__BRIEF__
Begin with the line that contains "What does this" and transcribe each line after it, up to and including the last line of the listing below.

[Saved data entries]
..............................

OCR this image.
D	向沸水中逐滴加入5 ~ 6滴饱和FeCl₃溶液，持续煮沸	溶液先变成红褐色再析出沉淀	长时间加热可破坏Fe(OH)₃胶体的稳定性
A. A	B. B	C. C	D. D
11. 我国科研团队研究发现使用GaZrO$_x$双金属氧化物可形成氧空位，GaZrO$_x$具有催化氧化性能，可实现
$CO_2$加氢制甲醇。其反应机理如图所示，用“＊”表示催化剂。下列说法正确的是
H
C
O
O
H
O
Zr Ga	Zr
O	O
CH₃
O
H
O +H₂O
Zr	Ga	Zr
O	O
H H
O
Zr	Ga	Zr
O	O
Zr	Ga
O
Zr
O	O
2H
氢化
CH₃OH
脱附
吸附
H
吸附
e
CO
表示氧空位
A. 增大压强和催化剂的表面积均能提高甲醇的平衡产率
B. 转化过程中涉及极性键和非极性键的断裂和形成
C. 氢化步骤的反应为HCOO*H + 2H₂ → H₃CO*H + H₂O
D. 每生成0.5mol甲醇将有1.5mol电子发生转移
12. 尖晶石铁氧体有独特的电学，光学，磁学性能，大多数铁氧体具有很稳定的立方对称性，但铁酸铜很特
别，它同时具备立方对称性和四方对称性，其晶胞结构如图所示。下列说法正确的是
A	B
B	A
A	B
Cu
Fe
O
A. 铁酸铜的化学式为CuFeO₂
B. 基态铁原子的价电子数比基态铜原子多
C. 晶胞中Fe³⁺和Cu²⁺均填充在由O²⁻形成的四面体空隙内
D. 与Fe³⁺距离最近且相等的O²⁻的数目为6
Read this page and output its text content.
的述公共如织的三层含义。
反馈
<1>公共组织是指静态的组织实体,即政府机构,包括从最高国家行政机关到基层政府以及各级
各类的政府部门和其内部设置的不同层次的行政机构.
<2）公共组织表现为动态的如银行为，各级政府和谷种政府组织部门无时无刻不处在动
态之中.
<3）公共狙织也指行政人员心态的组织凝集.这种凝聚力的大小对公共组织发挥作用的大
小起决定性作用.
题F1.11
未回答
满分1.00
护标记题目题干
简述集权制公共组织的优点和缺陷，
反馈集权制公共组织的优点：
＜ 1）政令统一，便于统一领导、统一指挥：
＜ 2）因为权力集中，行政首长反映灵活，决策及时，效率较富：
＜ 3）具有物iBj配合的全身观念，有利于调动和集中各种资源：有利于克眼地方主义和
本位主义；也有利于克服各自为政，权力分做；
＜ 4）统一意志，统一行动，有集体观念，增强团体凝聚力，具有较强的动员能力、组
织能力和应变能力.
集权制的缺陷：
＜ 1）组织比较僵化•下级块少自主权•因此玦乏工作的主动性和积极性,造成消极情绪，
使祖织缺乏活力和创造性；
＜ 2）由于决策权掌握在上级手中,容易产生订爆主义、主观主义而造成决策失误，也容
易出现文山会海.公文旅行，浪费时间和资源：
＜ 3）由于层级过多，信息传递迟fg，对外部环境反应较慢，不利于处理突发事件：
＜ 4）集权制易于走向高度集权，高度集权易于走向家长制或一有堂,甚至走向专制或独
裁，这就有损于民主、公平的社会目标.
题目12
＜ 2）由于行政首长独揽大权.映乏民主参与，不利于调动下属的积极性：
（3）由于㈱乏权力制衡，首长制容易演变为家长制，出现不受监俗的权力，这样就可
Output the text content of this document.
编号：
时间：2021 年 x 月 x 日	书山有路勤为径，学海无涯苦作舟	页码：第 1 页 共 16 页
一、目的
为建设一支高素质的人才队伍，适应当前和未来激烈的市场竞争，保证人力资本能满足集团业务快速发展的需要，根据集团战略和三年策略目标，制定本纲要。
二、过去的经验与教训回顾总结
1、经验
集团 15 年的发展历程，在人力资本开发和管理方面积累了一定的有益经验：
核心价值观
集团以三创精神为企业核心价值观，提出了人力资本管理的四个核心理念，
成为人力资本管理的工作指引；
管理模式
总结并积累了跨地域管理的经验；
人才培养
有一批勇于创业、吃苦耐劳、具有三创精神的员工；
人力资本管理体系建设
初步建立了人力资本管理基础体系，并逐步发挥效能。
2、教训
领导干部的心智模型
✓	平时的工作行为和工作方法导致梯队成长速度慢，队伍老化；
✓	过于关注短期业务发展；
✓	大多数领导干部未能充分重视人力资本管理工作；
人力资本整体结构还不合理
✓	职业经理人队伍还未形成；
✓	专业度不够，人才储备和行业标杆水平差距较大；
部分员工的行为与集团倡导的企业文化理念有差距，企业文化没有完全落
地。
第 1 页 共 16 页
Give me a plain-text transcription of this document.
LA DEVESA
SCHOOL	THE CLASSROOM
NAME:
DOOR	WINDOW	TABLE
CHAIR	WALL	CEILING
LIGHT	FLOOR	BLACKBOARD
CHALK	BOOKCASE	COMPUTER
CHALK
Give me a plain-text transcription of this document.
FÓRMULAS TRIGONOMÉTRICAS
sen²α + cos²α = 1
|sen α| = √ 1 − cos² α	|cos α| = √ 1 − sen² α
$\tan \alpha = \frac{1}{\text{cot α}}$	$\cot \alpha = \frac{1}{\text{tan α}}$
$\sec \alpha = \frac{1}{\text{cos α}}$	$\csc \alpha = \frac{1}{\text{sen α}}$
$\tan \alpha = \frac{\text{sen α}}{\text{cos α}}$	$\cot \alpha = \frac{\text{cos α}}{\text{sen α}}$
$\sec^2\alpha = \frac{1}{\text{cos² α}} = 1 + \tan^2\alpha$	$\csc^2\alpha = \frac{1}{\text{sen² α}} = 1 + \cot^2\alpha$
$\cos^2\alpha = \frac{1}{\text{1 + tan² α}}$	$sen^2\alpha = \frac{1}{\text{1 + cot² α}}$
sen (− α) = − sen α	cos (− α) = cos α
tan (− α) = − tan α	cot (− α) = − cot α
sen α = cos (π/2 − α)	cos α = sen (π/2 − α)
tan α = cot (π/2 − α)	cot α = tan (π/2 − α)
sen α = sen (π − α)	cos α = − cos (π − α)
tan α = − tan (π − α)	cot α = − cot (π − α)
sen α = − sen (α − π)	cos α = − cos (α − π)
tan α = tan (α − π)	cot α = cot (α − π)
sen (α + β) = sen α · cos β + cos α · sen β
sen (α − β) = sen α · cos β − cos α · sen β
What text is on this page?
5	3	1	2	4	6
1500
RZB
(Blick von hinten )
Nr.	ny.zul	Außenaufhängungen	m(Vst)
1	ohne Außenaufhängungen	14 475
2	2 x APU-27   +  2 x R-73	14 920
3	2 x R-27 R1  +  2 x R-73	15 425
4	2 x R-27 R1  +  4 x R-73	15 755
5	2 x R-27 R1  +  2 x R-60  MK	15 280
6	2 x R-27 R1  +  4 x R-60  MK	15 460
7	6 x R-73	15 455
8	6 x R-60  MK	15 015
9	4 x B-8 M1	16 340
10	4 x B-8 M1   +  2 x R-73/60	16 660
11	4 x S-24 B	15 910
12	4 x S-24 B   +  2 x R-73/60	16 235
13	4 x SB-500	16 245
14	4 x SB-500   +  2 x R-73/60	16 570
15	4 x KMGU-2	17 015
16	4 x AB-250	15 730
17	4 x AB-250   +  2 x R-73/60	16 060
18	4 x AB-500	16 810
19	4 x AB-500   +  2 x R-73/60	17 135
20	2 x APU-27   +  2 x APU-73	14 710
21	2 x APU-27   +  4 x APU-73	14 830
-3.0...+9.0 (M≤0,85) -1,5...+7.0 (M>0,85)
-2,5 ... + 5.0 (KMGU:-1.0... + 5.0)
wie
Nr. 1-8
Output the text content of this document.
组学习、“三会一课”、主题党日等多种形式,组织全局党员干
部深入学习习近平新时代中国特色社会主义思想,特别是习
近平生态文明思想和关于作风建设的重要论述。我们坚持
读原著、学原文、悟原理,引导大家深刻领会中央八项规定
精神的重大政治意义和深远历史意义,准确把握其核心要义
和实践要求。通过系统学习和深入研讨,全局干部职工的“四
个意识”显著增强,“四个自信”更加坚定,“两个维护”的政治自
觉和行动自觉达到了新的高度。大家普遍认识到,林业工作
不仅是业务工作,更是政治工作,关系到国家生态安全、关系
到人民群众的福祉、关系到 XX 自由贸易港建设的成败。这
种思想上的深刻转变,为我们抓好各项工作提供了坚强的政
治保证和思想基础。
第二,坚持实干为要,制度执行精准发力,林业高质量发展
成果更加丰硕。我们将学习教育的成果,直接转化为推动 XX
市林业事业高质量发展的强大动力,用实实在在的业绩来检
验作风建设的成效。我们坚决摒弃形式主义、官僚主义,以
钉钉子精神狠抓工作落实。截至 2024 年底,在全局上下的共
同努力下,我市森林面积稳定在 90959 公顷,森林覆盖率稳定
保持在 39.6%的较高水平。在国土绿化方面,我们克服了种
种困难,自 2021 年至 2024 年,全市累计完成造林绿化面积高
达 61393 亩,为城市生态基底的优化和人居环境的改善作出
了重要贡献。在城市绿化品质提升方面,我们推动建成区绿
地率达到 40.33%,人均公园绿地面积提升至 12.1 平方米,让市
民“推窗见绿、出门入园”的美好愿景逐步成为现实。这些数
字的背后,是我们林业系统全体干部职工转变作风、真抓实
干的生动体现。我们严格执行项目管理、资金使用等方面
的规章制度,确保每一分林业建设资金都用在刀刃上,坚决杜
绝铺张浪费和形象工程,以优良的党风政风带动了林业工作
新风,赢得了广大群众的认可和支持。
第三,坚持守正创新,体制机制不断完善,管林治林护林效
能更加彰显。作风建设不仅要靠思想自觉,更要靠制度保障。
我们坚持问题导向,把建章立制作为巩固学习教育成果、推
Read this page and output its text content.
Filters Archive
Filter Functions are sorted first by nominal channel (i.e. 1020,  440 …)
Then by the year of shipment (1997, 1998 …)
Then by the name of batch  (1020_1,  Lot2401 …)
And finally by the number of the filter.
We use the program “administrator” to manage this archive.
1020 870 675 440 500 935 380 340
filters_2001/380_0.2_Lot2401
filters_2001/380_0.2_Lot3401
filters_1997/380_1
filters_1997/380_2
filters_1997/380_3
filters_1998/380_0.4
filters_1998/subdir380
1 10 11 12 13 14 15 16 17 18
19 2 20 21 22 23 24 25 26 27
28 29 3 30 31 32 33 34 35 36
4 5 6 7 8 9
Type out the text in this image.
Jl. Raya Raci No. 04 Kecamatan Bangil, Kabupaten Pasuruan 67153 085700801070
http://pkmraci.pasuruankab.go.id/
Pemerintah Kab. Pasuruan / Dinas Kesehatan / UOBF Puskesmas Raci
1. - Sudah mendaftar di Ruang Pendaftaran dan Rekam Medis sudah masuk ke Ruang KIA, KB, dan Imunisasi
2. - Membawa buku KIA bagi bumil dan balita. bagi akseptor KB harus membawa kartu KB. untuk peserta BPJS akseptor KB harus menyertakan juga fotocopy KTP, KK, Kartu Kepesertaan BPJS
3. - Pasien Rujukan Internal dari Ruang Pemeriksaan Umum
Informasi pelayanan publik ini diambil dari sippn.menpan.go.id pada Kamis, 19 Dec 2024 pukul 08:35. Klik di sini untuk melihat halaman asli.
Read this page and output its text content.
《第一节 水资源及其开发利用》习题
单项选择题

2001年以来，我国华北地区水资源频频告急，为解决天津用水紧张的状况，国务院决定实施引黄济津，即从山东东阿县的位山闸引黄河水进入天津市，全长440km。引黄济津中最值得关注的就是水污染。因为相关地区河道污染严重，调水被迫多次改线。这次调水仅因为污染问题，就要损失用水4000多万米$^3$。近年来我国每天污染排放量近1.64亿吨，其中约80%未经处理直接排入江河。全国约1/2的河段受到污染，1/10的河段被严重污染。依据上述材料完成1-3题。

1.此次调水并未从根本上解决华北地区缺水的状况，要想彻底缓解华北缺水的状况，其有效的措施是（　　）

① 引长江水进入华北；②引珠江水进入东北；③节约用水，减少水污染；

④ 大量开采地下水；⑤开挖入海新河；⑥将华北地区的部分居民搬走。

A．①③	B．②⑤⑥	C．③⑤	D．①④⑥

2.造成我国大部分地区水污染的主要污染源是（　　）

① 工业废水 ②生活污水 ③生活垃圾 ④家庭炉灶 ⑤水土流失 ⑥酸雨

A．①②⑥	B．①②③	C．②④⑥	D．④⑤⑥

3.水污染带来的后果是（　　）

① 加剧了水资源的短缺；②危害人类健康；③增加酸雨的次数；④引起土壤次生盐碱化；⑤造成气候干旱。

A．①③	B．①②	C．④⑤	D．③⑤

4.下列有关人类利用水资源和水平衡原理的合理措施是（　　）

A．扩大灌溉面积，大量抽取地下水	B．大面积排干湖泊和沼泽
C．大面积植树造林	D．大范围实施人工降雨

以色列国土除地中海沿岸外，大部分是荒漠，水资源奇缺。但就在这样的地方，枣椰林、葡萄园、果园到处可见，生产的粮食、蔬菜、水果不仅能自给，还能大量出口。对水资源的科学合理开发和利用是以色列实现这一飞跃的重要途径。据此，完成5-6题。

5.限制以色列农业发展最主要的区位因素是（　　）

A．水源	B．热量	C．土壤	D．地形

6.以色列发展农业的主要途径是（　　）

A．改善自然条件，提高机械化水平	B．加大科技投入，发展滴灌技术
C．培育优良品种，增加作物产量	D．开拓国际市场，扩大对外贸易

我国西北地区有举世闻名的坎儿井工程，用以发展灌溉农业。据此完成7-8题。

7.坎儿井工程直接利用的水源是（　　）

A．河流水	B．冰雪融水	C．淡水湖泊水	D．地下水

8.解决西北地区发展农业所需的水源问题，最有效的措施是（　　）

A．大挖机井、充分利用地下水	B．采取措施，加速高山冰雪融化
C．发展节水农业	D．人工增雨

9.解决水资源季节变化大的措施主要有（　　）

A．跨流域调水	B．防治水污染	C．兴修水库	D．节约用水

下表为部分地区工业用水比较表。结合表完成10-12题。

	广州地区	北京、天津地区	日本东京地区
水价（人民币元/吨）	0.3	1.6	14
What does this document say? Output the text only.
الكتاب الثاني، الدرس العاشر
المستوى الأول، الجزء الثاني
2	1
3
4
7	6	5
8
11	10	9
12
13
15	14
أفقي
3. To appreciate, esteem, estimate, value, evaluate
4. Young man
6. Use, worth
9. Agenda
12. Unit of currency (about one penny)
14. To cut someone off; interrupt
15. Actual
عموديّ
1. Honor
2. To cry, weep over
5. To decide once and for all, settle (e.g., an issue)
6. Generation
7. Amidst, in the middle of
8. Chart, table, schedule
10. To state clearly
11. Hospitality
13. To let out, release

..............................

__TASK SOLUTION__
What does this document say? Output the text only.
الكتاب الثاني، الدرس العاشر
المستوى الأول، الجزء الثاني
2	1
3
4
7	6	5
8
11	10	9
12
13
15	14
أفقي
3. To appreciate, esteem, estimate, value, evaluate
4. Young man
6. Use, worth
9. Agenda
12. Unit of currency (about one penny)
14. To cut someone off; interrupt
15. Actual
عموديّ
1. Honor
2. To cry, weep over
5. To decide once and for all, settle (e.g., an issue)
6. Generation
7. Amidst, in the middle of
8. Chart, table, schedule
10. To state clearly
11. Hospitality
13. To let out, release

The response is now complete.